* [The request]
Find the lines that hold "grid". Report only how many there are.

* [Exercise data]
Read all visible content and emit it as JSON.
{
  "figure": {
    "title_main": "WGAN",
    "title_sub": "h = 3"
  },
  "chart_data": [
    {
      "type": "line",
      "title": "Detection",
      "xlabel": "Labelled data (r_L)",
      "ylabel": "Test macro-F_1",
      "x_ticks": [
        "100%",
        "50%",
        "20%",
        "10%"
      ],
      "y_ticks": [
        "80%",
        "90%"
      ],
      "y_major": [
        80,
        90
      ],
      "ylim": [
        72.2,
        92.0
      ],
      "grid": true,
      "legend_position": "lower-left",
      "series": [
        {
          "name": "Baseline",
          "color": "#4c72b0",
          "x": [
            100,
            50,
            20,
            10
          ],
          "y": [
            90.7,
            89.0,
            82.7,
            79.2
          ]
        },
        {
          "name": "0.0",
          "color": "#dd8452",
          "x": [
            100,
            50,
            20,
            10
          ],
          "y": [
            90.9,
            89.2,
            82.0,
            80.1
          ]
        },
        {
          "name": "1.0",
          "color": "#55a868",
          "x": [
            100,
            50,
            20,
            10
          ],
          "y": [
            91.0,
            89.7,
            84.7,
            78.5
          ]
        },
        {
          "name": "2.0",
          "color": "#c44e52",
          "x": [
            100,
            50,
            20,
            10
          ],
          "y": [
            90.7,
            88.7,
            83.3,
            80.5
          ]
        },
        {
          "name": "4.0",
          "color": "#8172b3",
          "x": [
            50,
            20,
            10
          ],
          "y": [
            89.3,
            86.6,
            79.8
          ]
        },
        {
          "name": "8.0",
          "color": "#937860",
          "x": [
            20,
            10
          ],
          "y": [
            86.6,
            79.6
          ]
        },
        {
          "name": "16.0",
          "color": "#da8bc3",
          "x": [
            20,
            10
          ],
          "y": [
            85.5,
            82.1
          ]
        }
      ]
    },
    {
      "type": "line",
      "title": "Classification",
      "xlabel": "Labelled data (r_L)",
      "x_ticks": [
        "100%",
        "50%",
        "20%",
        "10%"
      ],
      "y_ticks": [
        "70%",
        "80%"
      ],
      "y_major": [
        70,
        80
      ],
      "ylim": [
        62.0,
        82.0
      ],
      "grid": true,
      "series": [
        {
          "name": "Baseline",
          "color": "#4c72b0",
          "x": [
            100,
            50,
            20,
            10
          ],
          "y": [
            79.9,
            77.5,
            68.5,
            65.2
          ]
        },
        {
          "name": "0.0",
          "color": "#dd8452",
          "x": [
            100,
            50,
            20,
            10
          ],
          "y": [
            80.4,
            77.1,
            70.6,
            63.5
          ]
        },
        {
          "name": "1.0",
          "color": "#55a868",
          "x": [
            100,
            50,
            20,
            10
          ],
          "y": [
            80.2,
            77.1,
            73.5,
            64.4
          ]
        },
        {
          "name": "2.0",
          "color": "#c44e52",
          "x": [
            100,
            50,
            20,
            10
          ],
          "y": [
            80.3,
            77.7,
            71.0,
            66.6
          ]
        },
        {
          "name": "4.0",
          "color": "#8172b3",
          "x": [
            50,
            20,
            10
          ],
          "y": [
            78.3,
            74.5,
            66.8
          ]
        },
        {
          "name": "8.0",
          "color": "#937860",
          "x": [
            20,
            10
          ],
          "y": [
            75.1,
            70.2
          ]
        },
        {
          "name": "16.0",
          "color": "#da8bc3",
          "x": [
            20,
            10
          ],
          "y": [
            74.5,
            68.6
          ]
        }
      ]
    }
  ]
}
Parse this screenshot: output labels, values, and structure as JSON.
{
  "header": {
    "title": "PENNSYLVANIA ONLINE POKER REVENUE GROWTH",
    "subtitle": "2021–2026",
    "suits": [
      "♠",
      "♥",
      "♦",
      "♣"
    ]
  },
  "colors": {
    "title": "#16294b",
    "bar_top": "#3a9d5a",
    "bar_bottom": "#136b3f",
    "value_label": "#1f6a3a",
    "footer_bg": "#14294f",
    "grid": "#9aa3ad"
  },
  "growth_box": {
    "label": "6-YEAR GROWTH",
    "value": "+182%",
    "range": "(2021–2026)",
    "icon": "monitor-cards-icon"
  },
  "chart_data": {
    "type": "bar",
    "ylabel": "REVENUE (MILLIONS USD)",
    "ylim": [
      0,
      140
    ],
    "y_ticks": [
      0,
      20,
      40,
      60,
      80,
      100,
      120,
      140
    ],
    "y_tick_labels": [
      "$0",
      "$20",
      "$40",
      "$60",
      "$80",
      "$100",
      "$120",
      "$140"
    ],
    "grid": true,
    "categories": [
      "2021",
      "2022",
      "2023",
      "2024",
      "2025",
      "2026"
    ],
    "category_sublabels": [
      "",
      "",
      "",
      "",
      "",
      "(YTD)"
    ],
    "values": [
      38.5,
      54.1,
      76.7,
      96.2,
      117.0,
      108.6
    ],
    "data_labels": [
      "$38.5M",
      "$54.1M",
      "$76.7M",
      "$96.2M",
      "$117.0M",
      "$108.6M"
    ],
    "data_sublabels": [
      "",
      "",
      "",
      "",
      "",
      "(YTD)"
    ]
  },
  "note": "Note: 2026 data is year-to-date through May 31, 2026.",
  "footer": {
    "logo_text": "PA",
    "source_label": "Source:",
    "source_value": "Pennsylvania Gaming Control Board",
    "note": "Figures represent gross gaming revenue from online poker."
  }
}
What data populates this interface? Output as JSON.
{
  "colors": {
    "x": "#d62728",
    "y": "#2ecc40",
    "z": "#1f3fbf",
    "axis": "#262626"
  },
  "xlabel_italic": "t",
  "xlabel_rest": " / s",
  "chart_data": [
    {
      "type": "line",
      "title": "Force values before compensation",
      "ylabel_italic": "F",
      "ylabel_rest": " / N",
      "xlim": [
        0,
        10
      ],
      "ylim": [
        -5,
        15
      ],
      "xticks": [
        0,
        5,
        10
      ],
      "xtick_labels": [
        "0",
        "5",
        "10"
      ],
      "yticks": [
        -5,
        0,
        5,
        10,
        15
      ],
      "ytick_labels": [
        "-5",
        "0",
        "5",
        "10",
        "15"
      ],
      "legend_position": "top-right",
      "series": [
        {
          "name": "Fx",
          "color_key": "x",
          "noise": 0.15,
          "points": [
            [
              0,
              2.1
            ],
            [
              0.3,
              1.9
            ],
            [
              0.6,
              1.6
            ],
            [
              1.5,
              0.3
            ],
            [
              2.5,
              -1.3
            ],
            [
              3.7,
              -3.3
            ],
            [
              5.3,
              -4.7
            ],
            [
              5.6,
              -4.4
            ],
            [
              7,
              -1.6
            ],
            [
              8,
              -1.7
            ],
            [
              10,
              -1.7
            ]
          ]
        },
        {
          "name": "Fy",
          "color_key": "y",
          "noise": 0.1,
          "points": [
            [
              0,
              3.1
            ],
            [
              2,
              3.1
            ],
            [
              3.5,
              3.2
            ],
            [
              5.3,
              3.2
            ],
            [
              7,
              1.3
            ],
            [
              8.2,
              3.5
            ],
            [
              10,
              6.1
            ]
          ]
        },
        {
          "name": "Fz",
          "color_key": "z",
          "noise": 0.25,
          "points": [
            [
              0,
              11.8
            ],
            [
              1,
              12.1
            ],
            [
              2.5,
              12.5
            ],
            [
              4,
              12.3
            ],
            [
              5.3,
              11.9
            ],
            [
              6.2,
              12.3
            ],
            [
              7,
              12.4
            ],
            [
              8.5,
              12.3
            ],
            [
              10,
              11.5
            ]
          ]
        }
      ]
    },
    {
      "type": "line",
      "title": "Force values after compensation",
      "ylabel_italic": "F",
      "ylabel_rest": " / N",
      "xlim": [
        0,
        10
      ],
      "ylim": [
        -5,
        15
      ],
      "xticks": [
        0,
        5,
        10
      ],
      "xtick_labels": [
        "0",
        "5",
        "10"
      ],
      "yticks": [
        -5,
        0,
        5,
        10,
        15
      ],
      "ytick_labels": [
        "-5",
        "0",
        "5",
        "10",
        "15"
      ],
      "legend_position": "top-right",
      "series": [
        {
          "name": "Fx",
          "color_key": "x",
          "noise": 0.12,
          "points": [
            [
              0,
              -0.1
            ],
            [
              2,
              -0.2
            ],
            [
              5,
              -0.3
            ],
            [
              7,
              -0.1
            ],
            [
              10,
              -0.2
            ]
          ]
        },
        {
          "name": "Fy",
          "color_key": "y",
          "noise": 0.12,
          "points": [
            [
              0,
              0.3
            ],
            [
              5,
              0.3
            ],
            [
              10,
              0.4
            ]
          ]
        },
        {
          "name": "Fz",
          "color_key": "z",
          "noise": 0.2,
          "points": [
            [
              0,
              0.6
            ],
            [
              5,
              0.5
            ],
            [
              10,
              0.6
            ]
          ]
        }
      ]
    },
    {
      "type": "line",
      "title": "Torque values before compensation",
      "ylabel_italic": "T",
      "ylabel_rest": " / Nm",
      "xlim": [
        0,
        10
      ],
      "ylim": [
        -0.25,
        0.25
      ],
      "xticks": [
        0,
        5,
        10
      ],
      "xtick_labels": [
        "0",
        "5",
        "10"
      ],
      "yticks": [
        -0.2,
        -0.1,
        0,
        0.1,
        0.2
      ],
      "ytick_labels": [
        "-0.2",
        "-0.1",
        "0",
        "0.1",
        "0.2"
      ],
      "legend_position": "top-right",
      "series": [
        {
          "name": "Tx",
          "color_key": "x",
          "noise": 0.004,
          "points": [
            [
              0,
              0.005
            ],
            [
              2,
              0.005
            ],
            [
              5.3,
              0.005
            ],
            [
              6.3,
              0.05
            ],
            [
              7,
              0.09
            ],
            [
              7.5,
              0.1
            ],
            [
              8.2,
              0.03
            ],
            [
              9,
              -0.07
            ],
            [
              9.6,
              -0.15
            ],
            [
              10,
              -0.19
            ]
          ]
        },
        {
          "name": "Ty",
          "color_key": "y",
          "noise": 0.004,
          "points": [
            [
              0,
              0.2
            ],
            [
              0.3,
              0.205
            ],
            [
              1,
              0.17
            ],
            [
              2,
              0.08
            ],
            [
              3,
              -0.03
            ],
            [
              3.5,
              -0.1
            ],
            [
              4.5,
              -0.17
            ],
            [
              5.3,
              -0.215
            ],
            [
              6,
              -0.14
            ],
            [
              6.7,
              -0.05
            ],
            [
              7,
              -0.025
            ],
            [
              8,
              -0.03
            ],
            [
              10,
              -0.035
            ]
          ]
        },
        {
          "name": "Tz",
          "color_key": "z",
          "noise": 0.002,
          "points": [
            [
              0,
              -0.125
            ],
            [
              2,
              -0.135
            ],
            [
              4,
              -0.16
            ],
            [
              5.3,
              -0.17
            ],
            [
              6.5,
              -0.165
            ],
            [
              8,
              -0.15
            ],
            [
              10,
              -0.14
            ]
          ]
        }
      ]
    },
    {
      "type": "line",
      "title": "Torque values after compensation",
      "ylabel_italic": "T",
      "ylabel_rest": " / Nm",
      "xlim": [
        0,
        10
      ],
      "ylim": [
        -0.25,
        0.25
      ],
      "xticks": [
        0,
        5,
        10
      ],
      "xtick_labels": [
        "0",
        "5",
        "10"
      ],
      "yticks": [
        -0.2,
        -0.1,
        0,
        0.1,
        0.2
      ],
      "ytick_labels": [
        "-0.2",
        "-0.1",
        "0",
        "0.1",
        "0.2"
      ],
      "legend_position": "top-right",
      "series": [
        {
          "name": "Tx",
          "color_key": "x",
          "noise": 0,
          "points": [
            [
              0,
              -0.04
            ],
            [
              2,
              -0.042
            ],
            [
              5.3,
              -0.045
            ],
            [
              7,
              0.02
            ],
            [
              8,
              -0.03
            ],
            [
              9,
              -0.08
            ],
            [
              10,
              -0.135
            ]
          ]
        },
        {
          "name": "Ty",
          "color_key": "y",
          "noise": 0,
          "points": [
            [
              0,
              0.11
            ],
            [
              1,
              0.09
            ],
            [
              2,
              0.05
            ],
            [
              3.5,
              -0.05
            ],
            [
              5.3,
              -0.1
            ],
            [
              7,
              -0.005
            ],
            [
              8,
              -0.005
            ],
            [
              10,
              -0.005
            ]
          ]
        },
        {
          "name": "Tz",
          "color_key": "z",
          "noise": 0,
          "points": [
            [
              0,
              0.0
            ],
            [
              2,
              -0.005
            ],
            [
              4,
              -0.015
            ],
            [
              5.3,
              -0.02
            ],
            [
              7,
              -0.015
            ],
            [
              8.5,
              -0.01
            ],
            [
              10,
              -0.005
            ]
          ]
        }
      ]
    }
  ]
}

* [Output below]
4